## REQUIRED WORK
Output every line of the data exactly as it appears.

Stored data
-- Start --
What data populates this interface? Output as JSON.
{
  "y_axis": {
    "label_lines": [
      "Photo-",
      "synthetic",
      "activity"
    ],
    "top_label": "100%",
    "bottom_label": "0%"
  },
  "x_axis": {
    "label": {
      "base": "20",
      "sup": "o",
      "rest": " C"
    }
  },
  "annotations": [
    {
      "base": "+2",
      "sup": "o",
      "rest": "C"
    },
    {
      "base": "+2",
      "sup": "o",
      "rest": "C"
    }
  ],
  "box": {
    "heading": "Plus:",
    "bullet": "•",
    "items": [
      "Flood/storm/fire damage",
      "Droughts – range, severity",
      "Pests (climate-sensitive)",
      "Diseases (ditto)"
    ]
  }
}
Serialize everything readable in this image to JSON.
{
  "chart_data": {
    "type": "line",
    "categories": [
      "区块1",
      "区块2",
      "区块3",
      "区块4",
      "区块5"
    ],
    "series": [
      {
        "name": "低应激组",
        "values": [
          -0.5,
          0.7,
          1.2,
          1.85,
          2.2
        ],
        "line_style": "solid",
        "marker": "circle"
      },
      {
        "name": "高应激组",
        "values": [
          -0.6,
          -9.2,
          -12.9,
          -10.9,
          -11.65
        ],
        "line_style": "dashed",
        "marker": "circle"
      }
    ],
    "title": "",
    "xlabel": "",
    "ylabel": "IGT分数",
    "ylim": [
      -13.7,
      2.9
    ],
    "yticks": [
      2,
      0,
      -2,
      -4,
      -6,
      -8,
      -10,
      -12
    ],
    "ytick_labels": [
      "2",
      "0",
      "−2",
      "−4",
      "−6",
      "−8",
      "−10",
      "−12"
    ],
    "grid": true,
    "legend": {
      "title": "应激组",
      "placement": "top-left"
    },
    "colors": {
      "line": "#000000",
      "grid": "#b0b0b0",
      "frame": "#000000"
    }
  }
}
-- End --
## ANSWER TO THIS EXERCISE
What data populates this interface? Output as JSON.
{
  "y_axis": {
    "label_lines": [
      "Photo-",
      "synthetic",
      "activity"
    ],
    "top_label": "100%",
    "bottom_label": "0%"
  },
  "x_axis": {
    "label": {
      "base": "20",
      "sup": "o",
      "rest": " C"
    }
  },
  "annotations": [
    {
      "base": "+2",
      "sup": "o",
      "rest": "C"
    },
    {
      "base": "+2",
      "sup": "o",
      "rest": "C"
    }
  ],
  "box": {
    "heading": "Plus:",
    "bullet": "•",
    "items": [
      "Flood/storm/fire damage",
      "Droughts – range, severity",
      "Pests (climate-sensitive)",
      "Diseases (ditto)"
    ]
  }
}
Serialize everything readable in this image to JSON.
{
  "chart_data": {
    "type": "line",
    "categories": [
      "区块1",
      "区块2",
      "区块3",
      "区块4",
      "区块5"
    ],
    "series": [
      {
        "name": "低应激组",
        "values": [
          -0.5,
          0.7,
          1.2,
          1.85,
          2.2
        ],
        "line_style": "solid",
        "marker": "circle"
      },
      {
        "name": "高应激组",
        "values": [
          -0.6,
          -9.2,
          -12.9,
          -10.9,
          -11.65
        ],
        "line_style": "dashed",
        "marker": "circle"
      }
    ],
    "title": "",
    "xlabel": "",
    "ylabel": "IGT分数",
    "ylim": [
      -13.7,
      2.9
    ],
    "yticks": [
      2,
      0,
      -2,
      -4,
      -6,
      -8,
      -10,
      -12
    ],
    "ytick_labels": [
      "2",
      "0",
      "−2",
      "−4",
      "−6",
      "−8",
      "−10",
      "−12"
    ],
    "grid": true,
    "legend": {
      "title": "应激组",
      "placement": "top-left"
    },
    "colors": {
      "line": "#000000",
      "grid": "#b0b0b0",
      "frame": "#000000"
    }
  }
}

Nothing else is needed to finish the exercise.